### REQUIREMENT
All of the lines below are to be transcribed faithfully, with pictures excluded from the copy.

### RECORDS FOR THIS EXERCISE
— start —

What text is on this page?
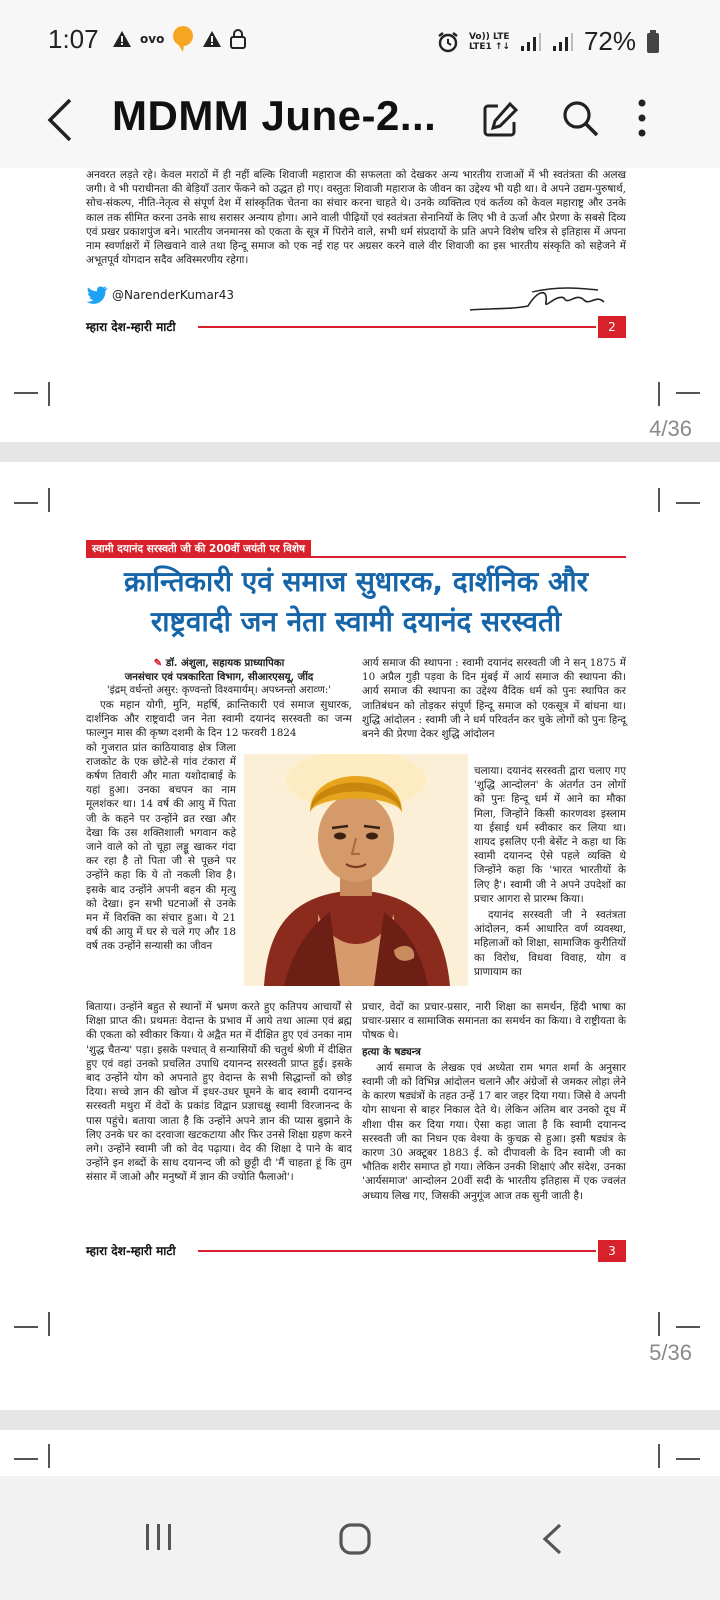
1:07	ovo	Vo)) LTE
LTE1 ↑↓	72%
MDMM June-2...
अनवरत लड़ते रहे। केवल मराठों में ही नहीं बल्कि शिवाजी महाराज की सफलता को देखकर अन्य भारतीय राजाओं में भी स्वतंत्रता की अलख जगी। वे भी पराधीनता की बेड़ियाँ उतार फेंकने को उद्धत हो गए। वस्तुतः शिवाजी महाराज के जीवन का उद्देश्य भी यही था। वे अपने उद्यम-पुरुषार्थ, सोच-संकल्प, नीति-नेतृत्व से संपूर्ण देश में सांस्कृतिक चेतना का संचार करना चाहते थे। उनके व्यक्तित्व एवं कर्तव्य को केवल महाराष्ट्र और उनके काल तक सीमित करना उनके साथ सरासर अन्याय होगा। आने वाली पीढ़ियों एवं स्वतंत्रता सेनानियों के लिए भी वे ऊर्जा और प्रेरणा के सबसे दिव्य एवं प्रखर प्रकाशपुंज बने। भारतीय जनमानस को एकता के सूत्र में पिरोने वाले, सभी धर्म संप्रदायों के प्रति अपने विशेष चरित्र से इतिहास में अपना नाम स्वर्णाक्षरों में लिखवाने वाले तथा हिन्दू समाज को एक नई राह पर अग्रसर करने वाले वीर शिवाजी का इस भारतीय संस्कृति को सहेजने में अभूतपूर्व योगदान सदैव अविस्मरणीय रहेगा।
@NarenderKumar43
म्हारा देश-म्हारी माटी	2
4/36
स्वामी दयानंद सरस्वती जी की 200वीं जयंती पर विशेष
क्रान्तिकारी एवं समाज सुधारक, दार्शनिक और
राष्ट्रवादी जन नेता स्वामी दयानंद सरस्वती
✎ डॉ. अंशुला, सहायक प्राध्यापिका
जनसंचार एवं पत्रकारिता विभाग, सीआरएसयू, जींद
'इंद्रम् वर्धन्तो असुर: कृण्वन्तो विश्वमार्यम्। अपध्नन्तो अराव्ण:'
एक महान योगी, मुनि, महर्षि, क्रान्तिकारी एवं समाज सुधारक, दार्शनिक और राष्ट्रवादी जन नेता स्वामी दयानंद सरस्वती का जन्म फाल्गुन मास की कृष्ण दशमी के दिन 12 फरवरी 1824
को गुजरात प्रांत काठियावाड़ क्षेत्र जिला राजकोट के एक छोटे-से गांव टंकारा में कर्षण तिवारी और माता यशोदाबाई के यहां हुआ। उनका बचपन का नाम मूलशंकर था। 14 वर्ष की आयु में पिता जी के कहने पर उन्होंने व्रत रखा और देखा कि उस शक्तिशाली भगवान कहे जाने वाले को तो चूहा लड्डू खाकर गंदा कर रहा है तो पिता जी से पूछने पर उन्होंने कहा कि ये तो नकली शिव है। इसके बाद उन्होंने अपनी बहन की मृत्यु को देखा। इन सभी घटनाओं से उनके मन में विरक्ति का संचार हुआ। ये 21 वर्ष की आयु में घर से चले गए और 18 वर्ष तक उन्होंने सन्यासी का जीवन
बिताया। उन्होंने बहुत से स्थानों में भ्रमण करते हुए कतिपय आचार्यों से शिक्षा प्राप्त की। प्रथमतः वेदान्त के प्रभाव में आये तथा आत्मा एवं ब्रह्म की एकता को स्वीकार किया। ये अद्वैत मत में दीक्षित हुए एवं उनका नाम 'शुद्ध चैतन्य' पड़ा। इसके पश्चात् वे सन्यासियों की चतुर्थ श्रेणी में दीक्षित हुए एवं वहां उनको प्रचलित उपाधि दयानन्द सरस्वती प्राप्त हुई। इसके बाद उन्होंने योग को अपनाते हुए वेदान्त के सभी सिद्धान्तों को छोड़ दिया। सच्चे ज्ञान की खोज में इधर-उधर घूमने के बाद स्वामी दयानन्द सरस्वती मथुरा में वेदों के प्रकांड विद्वान प्रज्ञाचक्षु स्वामी विरजानन्द के पास पहुंचे। बताया जाता है कि उन्होंने अपने ज्ञान की प्यास बुझाने के लिए उनके घर का दरवाजा खटकटाया और फिर उनसे शिक्षा ग्रहण करने लगे। उन्होंने स्वामी जी को वेद पढ़ाया। वेद की शिक्षा दे पाने के बाद उन्होंने इन शब्दों के साथ दयानन्द जी को छुट्टी दी 'मैं चाहता हूं कि तुम संसार में जाओ और मनुष्यों में ज्ञान की ज्योति फैलाओ'।
आर्य समाज की स्थापना : स्वामी दयानंद सरस्वती जी ने सन् 1875 में 10 अप्रैल गुड़ी पड़वा के दिन मुंबई में आर्य समाज की स्थापना की। आर्य समाज की स्थापना का उद्देश्य वैदिक धर्म को पुनः स्थापित कर जातिबंधन को तोड़कर संपूर्ण हिन्दू समाज को एकसूत्र में बांधना था। शुद्धि आंदोलन : स्वामी जी ने धर्म परिवर्तन कर चुके लोगों को पुनः हिन्दू बनने की प्रेरणा देकर शुद्धि आंदोलन
चलाया। दयानंद सरस्वती द्वारा चलाए गए 'शुद्धि आन्दोलन' के अंतर्गत उन लोगों को पुनः हिन्दू धर्म में आने का मौका मिला, जिन्होंने किसी कारणवश इस्लाम या ईसाई धर्म स्वीकार कर लिया था। शायद इसलिए एनी बेसेंट ने कहा था कि स्वामी दयानन्द ऐसे पहले व्यक्ति थे जिन्होंने कहा कि 'भारत भारतीयों के लिए है'। स्वामी जी ने अपने उपदेशों का प्रचार आगरा से प्रारम्भ किया।
दयानंद सरस्वती जी ने स्वतंत्रता आंदोलन, कर्म आधारित वर्ण व्यवस्था, महिलाओं को शिक्षा, सामाजिक कुरीतियों का विरोध, विधवा विवाह, योग व प्राणायाम का
प्रचार, वेदों का प्रचार-प्रसार, नारी शिक्षा का समर्थन, हिंदी भाषा का प्रचार-प्रसार व सामाजिक समानता का समर्थन का किया। वे राष्ट्रीयता के पोषक थे।
हत्या के षड्यन्त्र
आर्य समाज के लेखक एवं अध्येता राम भगत शर्मा के अनुसार स्वामी जी को विभिन्न आंदोलन चलाने और अंग्रेजों से जमकर लोहा लेने के कारण षड्यंत्रों के तहत उन्हें 17 बार जहर दिया गया। जिसे वे अपनी योग साधना से बाहर निकाल देते थे। लेकिन अंतिम बार उनको दूध में शीशा पीस कर दिया गया। ऐसा कहा जाता है कि स्वामी दयानन्द सरस्वती जी का निधन एक वेश्या के कुचक्र से हुआ। इसी षड्यंत्र के कारण 30 अक्टूबर 1883 ई. को दीपावली के दिन स्वामी जी का भौतिक शरीर समाप्त हो गया। लेकिन उनकी शिक्षाएं और संदेश, उनका 'आर्यसमाज' आन्दोलन 20वीं सदी के भारतीय इतिहास में एक ज्वलंत अध्याय लिख गए, जिसकी अनुगूंज आज तक सुनी जाती है।
म्हारा देश-म्हारी माटी	3
5/36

— end —

### WORKED SOLUTION
What text is on this page?
1:07	ovo	Vo)) LTE
LTE1 ↑↓	72%
MDMM June-2...
अनवरत लड़ते रहे। केवल मराठों में ही नहीं बल्कि शिवाजी महाराज की सफलता को देखकर अन्य भारतीय राजाओं में भी स्वतंत्रता की अलख जगी। वे भी पराधीनता की बेड़ियाँ उतार फेंकने को उद्धत हो गए। वस्तुतः शिवाजी महाराज के जीवन का उद्देश्य भी यही था। वे अपने उद्यम-पुरुषार्थ, सोच-संकल्प, नीति-नेतृत्व से संपूर्ण देश में सांस्कृतिक चेतना का संचार करना चाहते थे। उनके व्यक्तित्व एवं कर्तव्य को केवल महाराष्ट्र और उनके काल तक सीमित करना उनके साथ सरासर अन्याय होगा। आने वाली पीढ़ियों एवं स्वतंत्रता सेनानियों के लिए भी वे ऊर्जा और प्रेरणा के सबसे दिव्य एवं प्रखर प्रकाशपुंज बने। भारतीय जनमानस को एकता के सूत्र में पिरोने वाले, सभी धर्म संप्रदायों के प्रति अपने विशेष चरित्र से इतिहास में अपना नाम स्वर्णाक्षरों में लिखवाने वाले तथा हिन्दू समाज को एक नई राह पर अग्रसर करने वाले वीर शिवाजी का इस भारतीय संस्कृति को सहेजने में अभूतपूर्व योगदान सदैव अविस्मरणीय रहेगा।
@NarenderKumar43
म्हारा देश-म्हारी माटी	2
4/36
स्वामी दयानंद सरस्वती जी की 200वीं जयंती पर विशेष
क्रान्तिकारी एवं समाज सुधारक, दार्शनिक और
राष्ट्रवादी जन नेता स्वामी दयानंद सरस्वती
✎ डॉ. अंशुला, सहायक प्राध्यापिका
जनसंचार एवं पत्रकारिता विभाग, सीआरएसयू, जींद
'इंद्रम् वर्धन्तो असुर: कृण्वन्तो विश्वमार्यम्। अपध्नन्तो अराव्ण:'
एक महान योगी, मुनि, महर्षि, क्रान्तिकारी एवं समाज सुधारक, दार्शनिक और राष्ट्रवादी जन नेता स्वामी दयानंद सरस्वती का जन्म फाल्गुन मास की कृष्ण दशमी के दिन 12 फरवरी 1824
को गुजरात प्रांत काठियावाड़ क्षेत्र जिला राजकोट के एक छोटे-से गांव टंकारा में कर्षण तिवारी और माता यशोदाबाई के यहां हुआ। उनका बचपन का नाम मूलशंकर था। 14 वर्ष की आयु में पिता जी के कहने पर उन्होंने व्रत रखा और देखा कि उस शक्तिशाली भगवान कहे जाने वाले को तो चूहा लड्डू खाकर गंदा कर रहा है तो पिता जी से पूछने पर उन्होंने कहा कि ये तो नकली शिव है। इसके बाद उन्होंने अपनी बहन की मृत्यु को देखा। इन सभी घटनाओं से उनके मन में विरक्ति का संचार हुआ। ये 21 वर्ष की आयु में घर से चले गए और 18 वर्ष तक उन्होंने सन्यासी का जीवन
बिताया। उन्होंने बहुत से स्थानों में भ्रमण करते हुए कतिपय आचार्यों से शिक्षा प्राप्त की। प्रथमतः वेदान्त के प्रभाव में आये तथा आत्मा एवं ब्रह्म की एकता को स्वीकार किया। ये अद्वैत मत में दीक्षित हुए एवं उनका नाम 'शुद्ध चैतन्य' पड़ा। इसके पश्चात् वे सन्यासियों की चतुर्थ श्रेणी में दीक्षित हुए एवं वहां उनको प्रचलित उपाधि दयानन्द सरस्वती प्राप्त हुई। इसके बाद उन्होंने योग को अपनाते हुए वेदान्त के सभी सिद्धान्तों को छोड़ दिया। सच्चे ज्ञान की खोज में इधर-उधर घूमने के बाद स्वामी दयानन्द सरस्वती मथुरा में वेदों के प्रकांड विद्वान प्रज्ञाचक्षु स्वामी विरजानन्द के पास पहुंचे। बताया जाता है कि उन्होंने अपने ज्ञान की प्यास बुझाने के लिए उनके घर का दरवाजा खटकटाया और फिर उनसे शिक्षा ग्रहण करने लगे। उन्होंने स्वामी जी को वेद पढ़ाया। वेद की शिक्षा दे पाने के बाद उन्होंने इन शब्दों के साथ दयानन्द जी को छुट्टी दी 'मैं चाहता हूं कि तुम संसार में जाओ और मनुष्यों में ज्ञान की ज्योति फैलाओ'।
आर्य समाज की स्थापना : स्वामी दयानंद सरस्वती जी ने सन् 1875 में 10 अप्रैल गुड़ी पड़वा के दिन मुंबई में आर्य समाज की स्थापना की। आर्य समाज की स्थापना का उद्देश्य वैदिक धर्म को पुनः स्थापित कर जातिबंधन को तोड़कर संपूर्ण हिन्दू समाज को एकसूत्र में बांधना था। शुद्धि आंदोलन : स्वामी जी ने धर्म परिवर्तन कर चुके लोगों को पुनः हिन्दू बनने की प्रेरणा देकर शुद्धि आंदोलन
चलाया। दयानंद सरस्वती द्वारा चलाए गए 'शुद्धि आन्दोलन' के अंतर्गत उन लोगों को पुनः हिन्दू धर्म में आने का मौका मिला, जिन्होंने किसी कारणवश इस्लाम या ईसाई धर्म स्वीकार कर लिया था। शायद इसलिए एनी बेसेंट ने कहा था कि स्वामी दयानन्द ऐसे पहले व्यक्ति थे जिन्होंने कहा कि 'भारत भारतीयों के लिए है'। स्वामी जी ने अपने उपदेशों का प्रचार आगरा से प्रारम्भ किया।
दयानंद सरस्वती जी ने स्वतंत्रता आंदोलन, कर्म आधारित वर्ण व्यवस्था, महिलाओं को शिक्षा, सामाजिक कुरीतियों का विरोध, विधवा विवाह, योग व प्राणायाम का
प्रचार, वेदों का प्रचार-प्रसार, नारी शिक्षा का समर्थन, हिंदी भाषा का प्रचार-प्रसार व सामाजिक समानता का समर्थन का किया। वे राष्ट्रीयता के पोषक थे।
हत्या के षड्यन्त्र
आर्य समाज के लेखक एवं अध्येता राम भगत शर्मा के अनुसार स्वामी जी को विभिन्न आंदोलन चलाने और अंग्रेजों से जमकर लोहा लेने के कारण षड्यंत्रों के तहत उन्हें 17 बार जहर दिया गया। जिसे वे अपनी योग साधना से बाहर निकाल देते थे। लेकिन अंतिम बार उनको दूध में शीशा पीस कर दिया गया। ऐसा कहा जाता है कि स्वामी दयानन्द सरस्वती जी का निधन एक वेश्या के कुचक्र से हुआ। इसी षड्यंत्र के कारण 30 अक्टूबर 1883 ई. को दीपावली के दिन स्वामी जी का भौतिक शरीर समाप्त हो गया। लेकिन उनकी शिक्षाएं और संदेश, उनका 'आर्यसमाज' आन्दोलन 20वीं सदी के भारतीय इतिहास में एक ज्वलंत अध्याय लिख गए, जिसकी अनुगूंज आज तक सुनी जाती है।
म्हारा देश-म्हारी माटी	3
5/36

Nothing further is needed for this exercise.